**Exercise**
Scan the material that follows. Copy every line containing the word "tortish".

++++++++++++++++++++

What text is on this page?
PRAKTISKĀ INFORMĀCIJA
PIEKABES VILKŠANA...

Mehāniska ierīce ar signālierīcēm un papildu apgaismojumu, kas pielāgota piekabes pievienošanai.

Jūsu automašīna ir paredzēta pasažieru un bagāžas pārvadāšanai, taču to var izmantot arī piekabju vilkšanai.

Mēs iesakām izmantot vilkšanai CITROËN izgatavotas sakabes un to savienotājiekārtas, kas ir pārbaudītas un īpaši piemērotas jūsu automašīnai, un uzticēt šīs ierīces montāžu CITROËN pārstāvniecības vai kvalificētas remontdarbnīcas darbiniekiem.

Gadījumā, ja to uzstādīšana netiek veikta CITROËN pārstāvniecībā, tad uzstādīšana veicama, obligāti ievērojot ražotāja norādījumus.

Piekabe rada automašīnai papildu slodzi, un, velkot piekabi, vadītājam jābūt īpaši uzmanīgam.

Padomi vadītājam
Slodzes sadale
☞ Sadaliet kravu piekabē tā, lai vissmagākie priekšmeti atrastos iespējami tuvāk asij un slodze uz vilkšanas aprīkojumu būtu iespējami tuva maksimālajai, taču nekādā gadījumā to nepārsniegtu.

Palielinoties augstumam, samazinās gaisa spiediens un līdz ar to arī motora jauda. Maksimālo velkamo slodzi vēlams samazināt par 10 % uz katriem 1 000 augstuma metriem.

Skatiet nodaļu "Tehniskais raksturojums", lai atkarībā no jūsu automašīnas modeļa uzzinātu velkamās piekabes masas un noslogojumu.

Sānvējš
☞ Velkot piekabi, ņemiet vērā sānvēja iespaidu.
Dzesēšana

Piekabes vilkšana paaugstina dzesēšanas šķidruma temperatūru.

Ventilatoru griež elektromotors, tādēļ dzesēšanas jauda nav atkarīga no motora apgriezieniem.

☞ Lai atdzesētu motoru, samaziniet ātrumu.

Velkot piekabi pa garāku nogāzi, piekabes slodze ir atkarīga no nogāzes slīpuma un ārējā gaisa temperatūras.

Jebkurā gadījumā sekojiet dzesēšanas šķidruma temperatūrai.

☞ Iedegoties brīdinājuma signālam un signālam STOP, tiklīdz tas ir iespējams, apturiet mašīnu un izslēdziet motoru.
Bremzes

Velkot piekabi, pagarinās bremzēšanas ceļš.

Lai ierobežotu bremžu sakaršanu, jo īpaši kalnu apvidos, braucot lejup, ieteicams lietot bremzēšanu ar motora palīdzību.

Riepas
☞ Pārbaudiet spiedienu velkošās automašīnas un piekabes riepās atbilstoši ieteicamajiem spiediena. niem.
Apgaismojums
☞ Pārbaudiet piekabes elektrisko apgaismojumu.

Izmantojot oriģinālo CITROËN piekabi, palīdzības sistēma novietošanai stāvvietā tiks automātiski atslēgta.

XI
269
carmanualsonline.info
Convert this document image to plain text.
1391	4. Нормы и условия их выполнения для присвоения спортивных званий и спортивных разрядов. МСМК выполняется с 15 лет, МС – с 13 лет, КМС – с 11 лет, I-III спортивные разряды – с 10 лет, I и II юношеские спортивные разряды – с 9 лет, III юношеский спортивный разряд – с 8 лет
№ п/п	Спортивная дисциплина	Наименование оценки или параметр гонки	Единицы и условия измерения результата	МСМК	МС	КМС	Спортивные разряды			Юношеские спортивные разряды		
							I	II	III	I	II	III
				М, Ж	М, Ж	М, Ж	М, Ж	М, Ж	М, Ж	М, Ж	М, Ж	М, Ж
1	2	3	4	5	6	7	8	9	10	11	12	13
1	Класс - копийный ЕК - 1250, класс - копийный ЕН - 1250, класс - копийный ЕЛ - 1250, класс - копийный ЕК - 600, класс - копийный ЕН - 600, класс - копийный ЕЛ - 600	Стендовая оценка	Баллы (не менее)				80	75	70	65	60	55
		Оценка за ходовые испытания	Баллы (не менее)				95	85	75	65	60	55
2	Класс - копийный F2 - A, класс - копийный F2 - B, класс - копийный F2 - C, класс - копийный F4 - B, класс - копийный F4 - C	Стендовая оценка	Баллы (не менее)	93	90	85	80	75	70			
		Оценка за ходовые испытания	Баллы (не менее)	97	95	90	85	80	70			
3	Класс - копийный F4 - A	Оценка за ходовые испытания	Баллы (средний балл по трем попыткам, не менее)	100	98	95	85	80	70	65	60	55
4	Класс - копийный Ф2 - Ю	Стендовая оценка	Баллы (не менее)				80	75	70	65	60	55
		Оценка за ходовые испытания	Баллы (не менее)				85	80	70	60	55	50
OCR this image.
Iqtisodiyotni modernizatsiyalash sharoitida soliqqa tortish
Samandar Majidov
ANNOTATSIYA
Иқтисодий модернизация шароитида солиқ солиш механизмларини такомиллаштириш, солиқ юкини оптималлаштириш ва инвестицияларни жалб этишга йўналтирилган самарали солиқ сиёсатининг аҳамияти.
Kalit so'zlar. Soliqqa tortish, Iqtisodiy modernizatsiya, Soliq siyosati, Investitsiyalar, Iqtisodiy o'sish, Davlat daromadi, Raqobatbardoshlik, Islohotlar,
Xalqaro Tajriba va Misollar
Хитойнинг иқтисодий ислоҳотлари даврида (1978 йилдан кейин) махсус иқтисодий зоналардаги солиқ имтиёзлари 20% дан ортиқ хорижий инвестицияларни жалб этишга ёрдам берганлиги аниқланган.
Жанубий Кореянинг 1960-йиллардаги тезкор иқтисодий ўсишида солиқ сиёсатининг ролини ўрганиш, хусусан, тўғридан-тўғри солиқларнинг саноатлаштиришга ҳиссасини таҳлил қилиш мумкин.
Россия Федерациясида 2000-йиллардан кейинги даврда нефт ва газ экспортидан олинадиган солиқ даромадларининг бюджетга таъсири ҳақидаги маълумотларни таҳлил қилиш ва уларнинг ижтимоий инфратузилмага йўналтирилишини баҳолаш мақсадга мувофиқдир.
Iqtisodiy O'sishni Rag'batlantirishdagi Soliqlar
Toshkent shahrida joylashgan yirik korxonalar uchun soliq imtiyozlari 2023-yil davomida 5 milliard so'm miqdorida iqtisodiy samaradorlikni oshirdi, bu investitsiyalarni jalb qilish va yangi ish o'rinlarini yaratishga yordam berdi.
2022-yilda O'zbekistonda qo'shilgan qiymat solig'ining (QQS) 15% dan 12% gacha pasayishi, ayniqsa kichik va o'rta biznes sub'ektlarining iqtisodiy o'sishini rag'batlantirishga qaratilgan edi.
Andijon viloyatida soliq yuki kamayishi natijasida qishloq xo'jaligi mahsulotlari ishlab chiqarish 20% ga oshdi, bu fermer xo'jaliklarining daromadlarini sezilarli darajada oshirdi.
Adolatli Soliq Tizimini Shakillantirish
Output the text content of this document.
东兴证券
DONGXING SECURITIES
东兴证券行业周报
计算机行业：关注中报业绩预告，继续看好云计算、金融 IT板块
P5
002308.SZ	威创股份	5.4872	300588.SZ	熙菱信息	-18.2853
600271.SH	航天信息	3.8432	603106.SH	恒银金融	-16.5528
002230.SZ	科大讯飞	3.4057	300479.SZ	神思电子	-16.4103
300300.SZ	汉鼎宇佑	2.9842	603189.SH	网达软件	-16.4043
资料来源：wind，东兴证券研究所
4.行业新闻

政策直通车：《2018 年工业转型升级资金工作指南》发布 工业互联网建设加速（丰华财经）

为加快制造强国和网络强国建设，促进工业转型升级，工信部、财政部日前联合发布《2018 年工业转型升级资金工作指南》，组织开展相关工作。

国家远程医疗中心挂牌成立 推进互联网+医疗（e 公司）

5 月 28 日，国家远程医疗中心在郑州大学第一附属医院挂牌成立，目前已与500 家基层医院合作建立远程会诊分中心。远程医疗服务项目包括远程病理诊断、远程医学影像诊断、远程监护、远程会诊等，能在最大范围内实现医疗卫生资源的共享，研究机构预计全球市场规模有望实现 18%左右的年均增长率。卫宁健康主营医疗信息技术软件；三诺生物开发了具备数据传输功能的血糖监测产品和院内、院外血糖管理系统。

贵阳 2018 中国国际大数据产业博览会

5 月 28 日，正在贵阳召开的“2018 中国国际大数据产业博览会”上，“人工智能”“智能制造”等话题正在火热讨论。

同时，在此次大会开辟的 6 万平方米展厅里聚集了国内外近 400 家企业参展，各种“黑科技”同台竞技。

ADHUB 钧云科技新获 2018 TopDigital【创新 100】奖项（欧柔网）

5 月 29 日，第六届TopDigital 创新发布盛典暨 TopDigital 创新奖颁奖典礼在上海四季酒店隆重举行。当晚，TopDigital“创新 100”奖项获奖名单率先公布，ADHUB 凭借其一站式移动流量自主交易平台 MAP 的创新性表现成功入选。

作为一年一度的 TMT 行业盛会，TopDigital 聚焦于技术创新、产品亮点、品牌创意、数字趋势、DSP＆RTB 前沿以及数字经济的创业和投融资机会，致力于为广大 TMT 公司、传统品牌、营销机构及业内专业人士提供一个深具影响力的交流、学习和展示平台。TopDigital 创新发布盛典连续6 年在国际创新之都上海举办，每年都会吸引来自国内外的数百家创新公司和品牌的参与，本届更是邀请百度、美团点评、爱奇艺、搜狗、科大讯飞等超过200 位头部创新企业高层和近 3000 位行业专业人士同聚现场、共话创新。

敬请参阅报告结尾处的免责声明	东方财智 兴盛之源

++++++++++++++++++++

**Answer to this task**
Iqtisodiyotni modernizatsiyalash sharoitida soliqqa tortish
Kalit so'zlar. Soliqqa tortish, Iqtisodiy modernizatsiya, Soliq siyosati, Investitsiyalar, Iqtisodiy o'sish, Davlat daromadi, Raqobatbardoshlik, Islohotlar,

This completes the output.